Collection entries
┄┄┄┄┄┄┄┄┄┄
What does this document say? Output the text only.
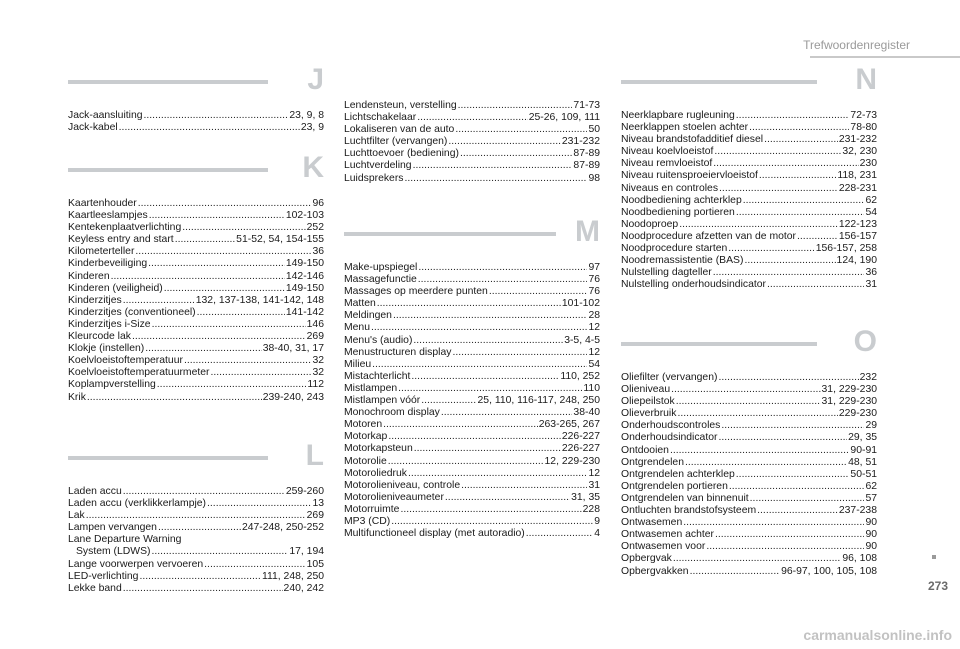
Trefwoordenregister
J
Jack-aansluiting .....	23, 9, 8
Jack-kabel .....	23, 9
K
Kaartenhouder .....	96
Kaartleeslampjes .....	102-103
Kentekenplaatverlichting .....	252
Keyless entry and start .....	51-52, 54, 154-155
Kilometerteller .....	36
Kinderbeveiliging .....	149-150
Kinderen .....	142-146
Kinderen (veiligheid) .....	149-150
Kinderzitjes .....	132, 137-138, 141-142, 148
Kinderzitjes (conventioneel) .....	141-142
Kinderzitjes i-Size .....	146
Kleurcode lak .....	269
Klokje (instellen) .....	38-40, 31, 17
Koelvloeistoftemperatuur .....	32
Koelvloeistoftemperatuurmeter .....	32
Koplampverstelling .....	112
Krik .....	239-240, 243
L
Laden accu .....	259-260
Laden accu (verklikkerlampje) .....	13
Lak .....	269
Lampen vervangen .....	247-248, 250-252
Lane Departure Warning
System (LDWS) .....	17, 194
Lange voorwerpen vervoeren .....	105
LED-verlichting .....	111, 248, 250
Lekke band .....	240, 242
Lendensteun, verstelling .....	71-73
Lichtschakelaar .....	25-26, 109, 111
Lokaliseren van de auto .....	50
Luchtfilter (vervangen) .....	231-232
Luchttoevoer (bediening) .....	87-89
Luchtverdeling .....	87-89
Luidsprekers .....	98
M
Make-upspiegel .....	97
Massagefunctie .....	76
Massages op meerdere punten .....	76
Matten .....	101-102
Meldingen .....	28
Menu .....	12
Menu's (audio) .....	3-5, 4-5
Menustructuren display .....	12
Milieu .....	54
Mistachterlicht .....	110, 252
Mistlampen .....	110
Mistlampen vóór .....	25, 110, 116-117, 248, 250
Monochroom display .....	38-40
Motoren .....	263-265, 267
Motorkap .....	226-227
Motorkapsteun .....	226-227
Motorolie .....	12, 229-230
Motoroliedruk .....	12
Motorolieniveau, controle .....	31
Motorolieniveaumeter .....	31, 35
Motorruimte .....	228
MP3 (CD) .....	9
Multifunctioneel display (met autoradio) .....	4
N
Neerklapbare rugleuning .....	72-73
Neerklappen stoelen achter .....	78-80
Niveau brandstofadditief diesel .....	231-232
Niveau koelvloeistof .....	32, 230
Niveau remvloeistof .....	230
Niveau ruitensproeiervloeistof .....	118, 231
Niveaus en controles .....	228-231
Noodbediening achterklep .....	62
Noodbediening portieren .....	54
Noodoproep .....	122-123
Noodprocedure afzetten van de motor .....	156-157
Noodprocedure starten .....	156-157, 258
Noodremassistentie (BAS) .....	124, 190
Nulstelling dagteller .....	36
Nulstelling onderhoudsindicator .....	31
O
Oliefilter (vervangen) .....	232
Olieniveau .....	31, 229-230
Oliepeilstok .....	31, 229-230
Olieverbruik .....	229-230
Onderhoudscontroles .....	29
Onderhoudsindicator .....	29, 35
Ontdooien .....	90-91
Ontgrendelen .....	48, 51
Ontgrendelen achterklep .....	50-51
Ontgrendelen portieren .....	62
Ontgrendelen van binnenuit .....	57
Ontluchten brandstofsysteem .....	237-238
Ontwasemen .....	90
Ontwasemen achter .....	90
Ontwasemen voor .....	90
Opbergvak .....	96, 108
Opbergvakken .....	96-97, 100, 105, 108
273
carmanualsonline.info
┄┄┄┄┄┄┄┄┄┄
## TASK GOAL
Without the pictures, repeat all the records word for word.

## OUTPUT BELOW
What does this document say? Output the text only.
Trefwoordenregister
J
Jack-aansluiting .....	23, 9, 8
Jack-kabel .....	23, 9
K
Kaartenhouder .....	96
Kaartleeslampjes .....	102-103
Kentekenplaatverlichting .....	252
Keyless entry and start .....	51-52, 54, 154-155
Kilometerteller .....	36
Kinderbeveiliging .....	149-150
Kinderen .....	142-146
Kinderen (veiligheid) .....	149-150
Kinderzitjes .....	132, 137-138, 141-142, 148
Kinderzitjes (conventioneel) .....	141-142
Kinderzitjes i-Size .....	146
Kleurcode lak .....	269
Klokje (instellen) .....	38-40, 31, 17
Koelvloeistoftemperatuur .....	32
Koelvloeistoftemperatuurmeter .....	32
Koplampverstelling .....	112
Krik .....	239-240, 243
L
Laden accu .....	259-260
Laden accu (verklikkerlampje) .....	13
Lak .....	269
Lampen vervangen .....	247-248, 250-252
Lane Departure Warning
System (LDWS) .....	17, 194
Lange voorwerpen vervoeren .....	105
LED-verlichting .....	111, 248, 250
Lekke band .....	240, 242
Lendensteun, verstelling .....	71-73
Lichtschakelaar .....	25-26, 109, 111
Lokaliseren van de auto .....	50
Luchtfilter (vervangen) .....	231-232
Luchttoevoer (bediening) .....	87-89
Luchtverdeling .....	87-89
Luidsprekers .....	98
M
Make-upspiegel .....	97
Massagefunctie .....	76
Massages op meerdere punten .....	76
Matten .....	101-102
Meldingen .....	28
Menu .....	12
Menu's (audio) .....	3-5, 4-5
Menustructuren display .....	12
Milieu .....	54
Mistachterlicht .....	110, 252
Mistlampen .....	110
Mistlampen vóór .....	25, 110, 116-117, 248, 250
Monochroom display .....	38-40
Motoren .....	263-265, 267
Motorkap .....	226-227
Motorkapsteun .....	226-227
Motorolie .....	12, 229-230
Motoroliedruk .....	12
Motorolieniveau, controle .....	31
Motorolieniveaumeter .....	31, 35
Motorruimte .....	228
MP3 (CD) .....	9
Multifunctioneel display (met autoradio) .....	4
N
Neerklapbare rugleuning .....	72-73
Neerklappen stoelen achter .....	78-80
Niveau brandstofadditief diesel .....	231-232
Niveau koelvloeistof .....	32, 230
Niveau remvloeistof .....	230
Niveau ruitensproeiervloeistof .....	118, 231
Niveaus en controles .....	228-231
Noodbediening achterklep .....	62
Noodbediening portieren .....	54
Noodoproep .....	122-123
Noodprocedure afzetten van de motor .....	156-157
Noodprocedure starten .....	156-157, 258
Noodremassistentie (BAS) .....	124, 190
Nulstelling dagteller .....	36
Nulstelling onderhoudsindicator .....	31
O
Oliefilter (vervangen) .....	232
Olieniveau .....	31, 229-230
Oliepeilstok .....	31, 229-230
Olieverbruik .....	229-230
Onderhoudscontroles .....	29
Onderhoudsindicator .....	29, 35
Ontdooien .....	90-91
Ontgrendelen .....	48, 51
Ontgrendelen achterklep .....	50-51
Ontgrendelen portieren .....	62
Ontgrendelen van binnenuit .....	57
Ontluchten brandstofsysteem .....	237-238
Ontwasemen .....	90
Ontwasemen achter .....	90
Ontwasemen voor .....	90
Opbergvak .....	96, 108
Opbergvakken .....	96-97, 100, 105, 108
273
carmanualsonline.info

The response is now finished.